#### [STATED TASK]
Extract the text of every entry below exactly; leave images out.

Collected data:
▼

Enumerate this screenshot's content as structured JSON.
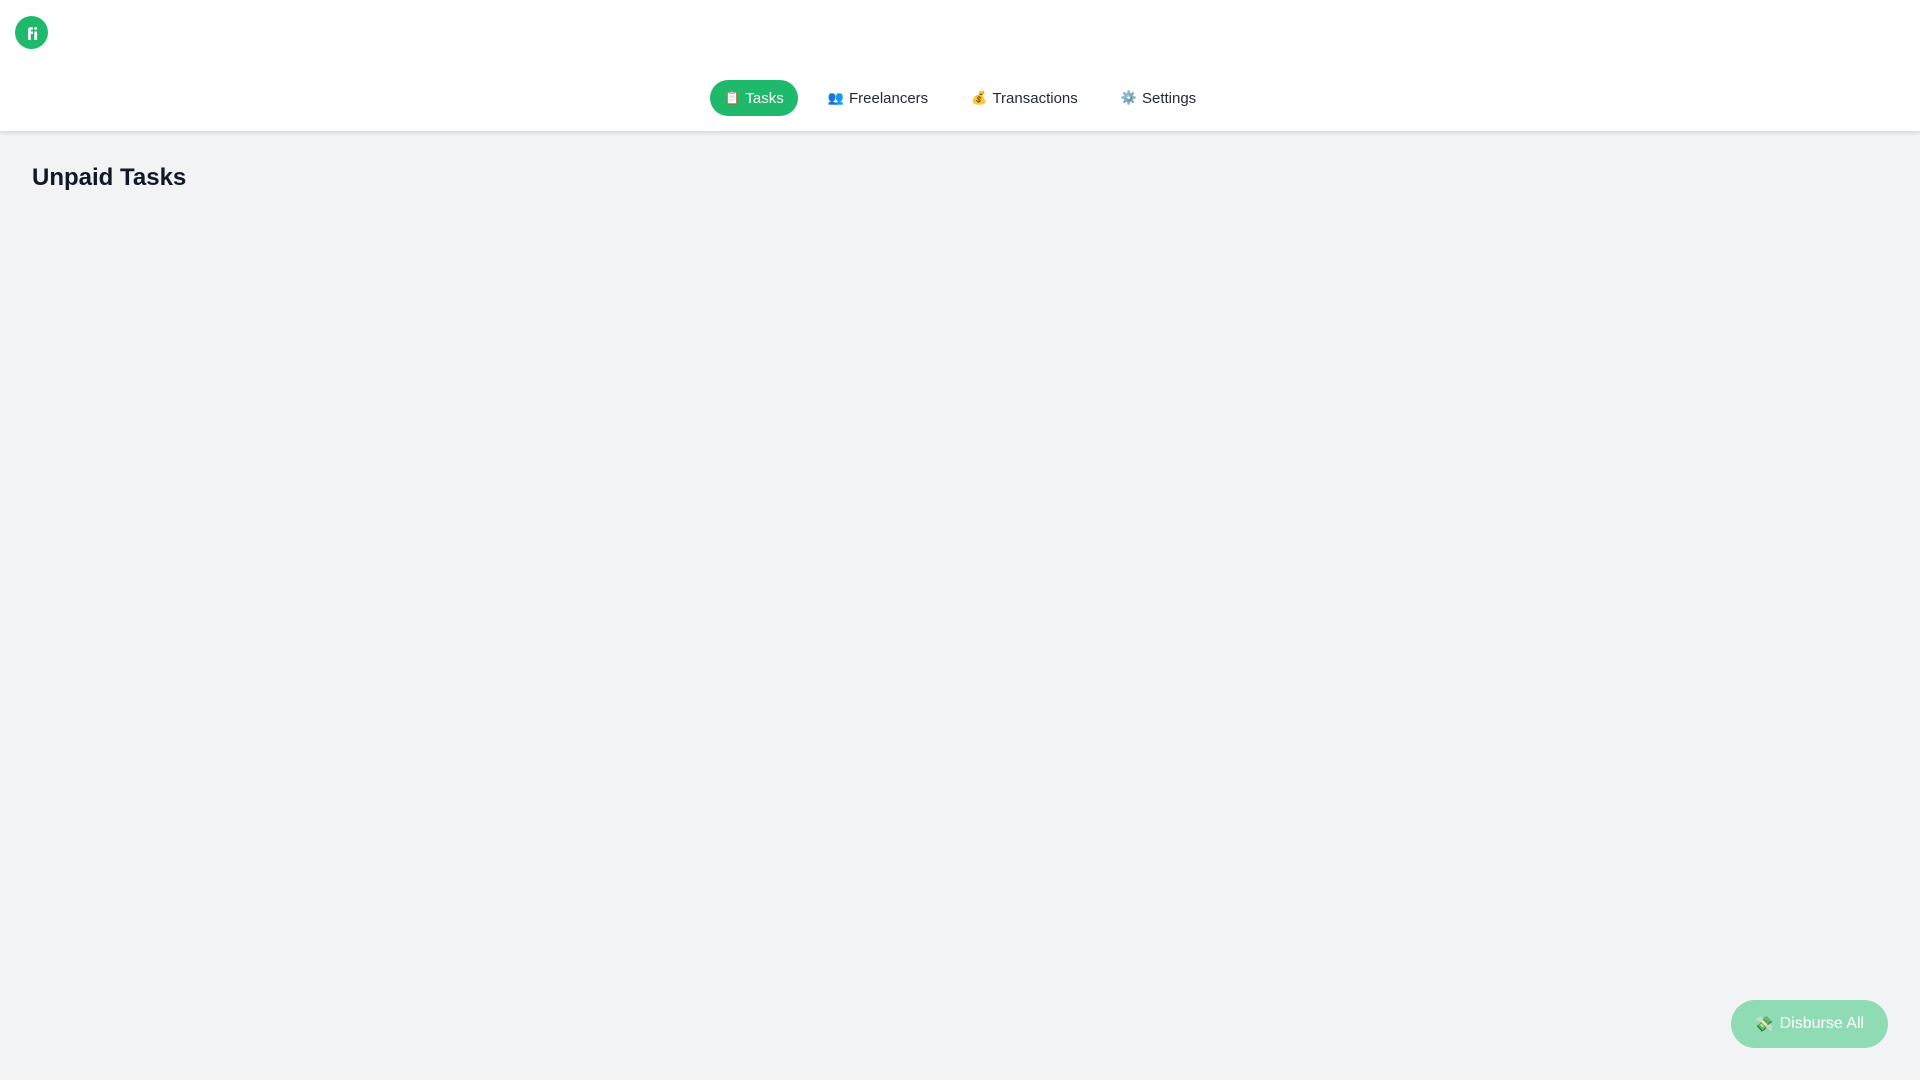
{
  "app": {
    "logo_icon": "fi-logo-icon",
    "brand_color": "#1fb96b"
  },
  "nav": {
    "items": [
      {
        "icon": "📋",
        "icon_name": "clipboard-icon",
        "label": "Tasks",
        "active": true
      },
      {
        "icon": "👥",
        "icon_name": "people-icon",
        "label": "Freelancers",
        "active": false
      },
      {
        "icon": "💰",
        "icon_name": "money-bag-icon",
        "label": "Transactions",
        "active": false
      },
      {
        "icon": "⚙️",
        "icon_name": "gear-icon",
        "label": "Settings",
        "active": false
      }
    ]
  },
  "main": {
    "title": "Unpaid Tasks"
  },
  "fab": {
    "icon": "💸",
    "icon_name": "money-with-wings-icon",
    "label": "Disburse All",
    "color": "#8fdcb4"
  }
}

▲

#### [RESULT FOR THIS EXERCISE]
Enumerate this screenshot's content as structured JSON.
{
  "app": {
    "logo_icon": "fi-logo-icon",
    "brand_color": "#1fb96b"
  },
  "nav": {
    "items": [
      {
        "icon": "📋",
        "icon_name": "clipboard-icon",
        "label": "Tasks",
        "active": true
      },
      {
        "icon": "👥",
        "icon_name": "people-icon",
        "label": "Freelancers",
        "active": false
      },
      {
        "icon": "💰",
        "icon_name": "money-bag-icon",
        "label": "Transactions",
        "active": false
      },
      {
        "icon": "⚙️",
        "icon_name": "gear-icon",
        "label": "Settings",
        "active": false
      }
    ]
  },
  "main": {
    "title": "Unpaid Tasks"
  },
  "fab": {
    "icon": "💸",
    "icon_name": "money-with-wings-icon",
    "label": "Disburse All",
    "color": "#8fdcb4"
  }
}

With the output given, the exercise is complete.